[Extracted records]

-*-

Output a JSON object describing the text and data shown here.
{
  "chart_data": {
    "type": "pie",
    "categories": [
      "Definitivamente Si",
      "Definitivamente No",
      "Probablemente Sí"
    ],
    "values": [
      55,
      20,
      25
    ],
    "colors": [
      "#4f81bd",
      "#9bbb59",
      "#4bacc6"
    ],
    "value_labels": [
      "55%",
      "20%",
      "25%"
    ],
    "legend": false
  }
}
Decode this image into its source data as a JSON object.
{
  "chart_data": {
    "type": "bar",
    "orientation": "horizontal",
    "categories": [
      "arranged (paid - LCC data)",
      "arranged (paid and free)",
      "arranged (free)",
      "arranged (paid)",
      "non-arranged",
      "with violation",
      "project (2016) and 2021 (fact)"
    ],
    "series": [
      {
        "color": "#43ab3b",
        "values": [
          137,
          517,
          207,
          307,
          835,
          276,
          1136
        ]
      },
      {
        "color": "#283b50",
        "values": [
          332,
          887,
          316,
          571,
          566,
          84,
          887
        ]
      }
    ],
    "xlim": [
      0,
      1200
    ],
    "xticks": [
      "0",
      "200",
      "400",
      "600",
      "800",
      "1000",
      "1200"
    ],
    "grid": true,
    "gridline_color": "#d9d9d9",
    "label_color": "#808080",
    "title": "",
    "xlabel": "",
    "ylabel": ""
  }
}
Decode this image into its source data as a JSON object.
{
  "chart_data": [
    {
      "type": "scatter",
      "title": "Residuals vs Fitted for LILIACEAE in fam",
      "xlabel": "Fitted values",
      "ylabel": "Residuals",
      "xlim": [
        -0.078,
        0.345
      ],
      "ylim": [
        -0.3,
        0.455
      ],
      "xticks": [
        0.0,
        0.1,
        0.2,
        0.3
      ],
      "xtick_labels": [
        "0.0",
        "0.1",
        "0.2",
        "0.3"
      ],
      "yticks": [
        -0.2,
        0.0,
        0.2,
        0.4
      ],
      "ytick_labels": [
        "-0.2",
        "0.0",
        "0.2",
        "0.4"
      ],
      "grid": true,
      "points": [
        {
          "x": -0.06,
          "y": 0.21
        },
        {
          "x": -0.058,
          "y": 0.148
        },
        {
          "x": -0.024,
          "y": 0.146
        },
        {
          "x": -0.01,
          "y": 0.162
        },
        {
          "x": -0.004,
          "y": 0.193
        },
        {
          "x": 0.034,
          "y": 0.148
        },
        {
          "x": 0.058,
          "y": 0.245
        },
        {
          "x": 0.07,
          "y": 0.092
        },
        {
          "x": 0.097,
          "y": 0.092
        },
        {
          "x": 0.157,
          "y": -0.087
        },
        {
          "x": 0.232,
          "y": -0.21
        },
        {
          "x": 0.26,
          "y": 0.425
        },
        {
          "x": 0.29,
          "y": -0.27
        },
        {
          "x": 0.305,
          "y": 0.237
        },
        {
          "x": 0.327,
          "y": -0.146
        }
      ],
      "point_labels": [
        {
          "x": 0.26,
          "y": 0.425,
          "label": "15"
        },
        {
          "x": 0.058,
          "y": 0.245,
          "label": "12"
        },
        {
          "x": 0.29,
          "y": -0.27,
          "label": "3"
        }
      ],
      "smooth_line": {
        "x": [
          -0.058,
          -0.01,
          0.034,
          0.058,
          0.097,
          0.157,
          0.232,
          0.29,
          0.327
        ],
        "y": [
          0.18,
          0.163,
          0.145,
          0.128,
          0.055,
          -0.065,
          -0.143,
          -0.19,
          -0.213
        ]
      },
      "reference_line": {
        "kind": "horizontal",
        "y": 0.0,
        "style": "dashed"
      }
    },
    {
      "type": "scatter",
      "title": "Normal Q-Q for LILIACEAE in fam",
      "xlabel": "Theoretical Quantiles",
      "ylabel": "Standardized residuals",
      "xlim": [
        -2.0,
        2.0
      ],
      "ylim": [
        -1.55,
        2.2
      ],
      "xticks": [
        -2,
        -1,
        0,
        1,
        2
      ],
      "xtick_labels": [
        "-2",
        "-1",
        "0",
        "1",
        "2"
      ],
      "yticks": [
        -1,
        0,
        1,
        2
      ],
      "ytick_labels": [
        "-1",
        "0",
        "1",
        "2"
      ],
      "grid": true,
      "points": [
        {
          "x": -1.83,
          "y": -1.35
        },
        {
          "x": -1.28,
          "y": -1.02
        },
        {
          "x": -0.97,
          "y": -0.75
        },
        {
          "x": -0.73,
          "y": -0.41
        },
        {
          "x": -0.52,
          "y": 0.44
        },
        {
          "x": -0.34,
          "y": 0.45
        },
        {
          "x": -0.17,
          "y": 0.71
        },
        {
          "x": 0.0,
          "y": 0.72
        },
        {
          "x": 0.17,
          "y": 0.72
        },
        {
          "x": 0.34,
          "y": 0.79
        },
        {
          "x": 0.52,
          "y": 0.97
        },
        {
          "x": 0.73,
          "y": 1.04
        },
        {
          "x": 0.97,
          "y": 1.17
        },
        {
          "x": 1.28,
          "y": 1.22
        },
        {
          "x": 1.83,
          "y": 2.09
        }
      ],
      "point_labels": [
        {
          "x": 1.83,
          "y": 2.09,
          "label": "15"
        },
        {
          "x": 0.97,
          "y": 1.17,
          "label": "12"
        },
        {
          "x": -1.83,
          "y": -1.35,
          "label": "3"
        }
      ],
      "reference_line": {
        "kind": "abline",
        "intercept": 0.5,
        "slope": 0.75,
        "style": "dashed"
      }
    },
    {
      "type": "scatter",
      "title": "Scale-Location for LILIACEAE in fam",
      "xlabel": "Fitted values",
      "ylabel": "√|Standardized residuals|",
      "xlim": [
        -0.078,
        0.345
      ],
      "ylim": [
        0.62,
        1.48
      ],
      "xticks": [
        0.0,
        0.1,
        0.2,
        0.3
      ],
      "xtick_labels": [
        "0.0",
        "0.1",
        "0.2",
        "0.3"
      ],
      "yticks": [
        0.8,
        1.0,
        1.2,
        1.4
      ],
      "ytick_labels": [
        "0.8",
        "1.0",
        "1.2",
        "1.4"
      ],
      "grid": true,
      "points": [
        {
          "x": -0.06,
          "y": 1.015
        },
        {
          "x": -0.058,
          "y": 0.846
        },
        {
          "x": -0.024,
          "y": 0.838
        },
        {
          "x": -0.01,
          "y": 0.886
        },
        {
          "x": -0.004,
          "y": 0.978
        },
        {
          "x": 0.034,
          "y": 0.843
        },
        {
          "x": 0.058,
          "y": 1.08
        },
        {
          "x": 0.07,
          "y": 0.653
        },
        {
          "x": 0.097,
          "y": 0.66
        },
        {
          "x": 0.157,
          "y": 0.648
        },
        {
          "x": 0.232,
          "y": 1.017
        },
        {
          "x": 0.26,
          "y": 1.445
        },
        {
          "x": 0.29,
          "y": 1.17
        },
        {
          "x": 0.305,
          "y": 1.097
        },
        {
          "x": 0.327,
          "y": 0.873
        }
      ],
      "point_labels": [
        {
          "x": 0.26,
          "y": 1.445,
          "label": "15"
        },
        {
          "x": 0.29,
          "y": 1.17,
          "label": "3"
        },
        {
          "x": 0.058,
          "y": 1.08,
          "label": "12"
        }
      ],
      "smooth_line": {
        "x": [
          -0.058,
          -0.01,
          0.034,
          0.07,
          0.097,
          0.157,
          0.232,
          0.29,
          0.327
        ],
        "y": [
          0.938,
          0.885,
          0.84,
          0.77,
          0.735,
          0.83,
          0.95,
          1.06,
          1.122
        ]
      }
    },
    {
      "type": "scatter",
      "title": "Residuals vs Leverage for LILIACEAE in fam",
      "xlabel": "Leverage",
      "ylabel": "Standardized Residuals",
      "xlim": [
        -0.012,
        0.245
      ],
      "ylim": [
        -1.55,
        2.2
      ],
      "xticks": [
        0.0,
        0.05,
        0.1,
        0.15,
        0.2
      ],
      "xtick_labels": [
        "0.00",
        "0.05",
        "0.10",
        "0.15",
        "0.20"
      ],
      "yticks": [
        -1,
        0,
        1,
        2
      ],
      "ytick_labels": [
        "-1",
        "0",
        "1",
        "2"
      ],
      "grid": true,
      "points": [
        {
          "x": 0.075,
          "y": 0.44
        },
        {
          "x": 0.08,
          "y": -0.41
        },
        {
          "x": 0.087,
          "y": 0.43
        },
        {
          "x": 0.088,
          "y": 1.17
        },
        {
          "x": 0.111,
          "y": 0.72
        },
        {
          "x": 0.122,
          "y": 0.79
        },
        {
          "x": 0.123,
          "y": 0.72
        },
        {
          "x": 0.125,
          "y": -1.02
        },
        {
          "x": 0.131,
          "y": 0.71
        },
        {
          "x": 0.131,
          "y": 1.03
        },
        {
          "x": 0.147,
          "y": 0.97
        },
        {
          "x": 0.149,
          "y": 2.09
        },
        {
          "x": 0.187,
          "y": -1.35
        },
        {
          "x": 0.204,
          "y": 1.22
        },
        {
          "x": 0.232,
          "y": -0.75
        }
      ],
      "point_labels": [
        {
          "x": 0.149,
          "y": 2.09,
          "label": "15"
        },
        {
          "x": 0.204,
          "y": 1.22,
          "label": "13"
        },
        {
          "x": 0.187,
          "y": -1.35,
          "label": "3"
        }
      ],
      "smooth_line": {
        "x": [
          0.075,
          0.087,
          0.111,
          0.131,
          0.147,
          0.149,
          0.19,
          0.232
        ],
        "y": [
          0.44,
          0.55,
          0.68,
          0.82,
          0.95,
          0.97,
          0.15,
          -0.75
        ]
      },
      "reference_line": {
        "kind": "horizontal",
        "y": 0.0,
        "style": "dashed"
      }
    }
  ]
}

-*-

Problem => Find the lines containing "Leverage" and list every one of them.

Exercise solution =>
      "title": "Residuals vs Leverage for LILIACEAE in fam",
      "xlabel": "Leverage",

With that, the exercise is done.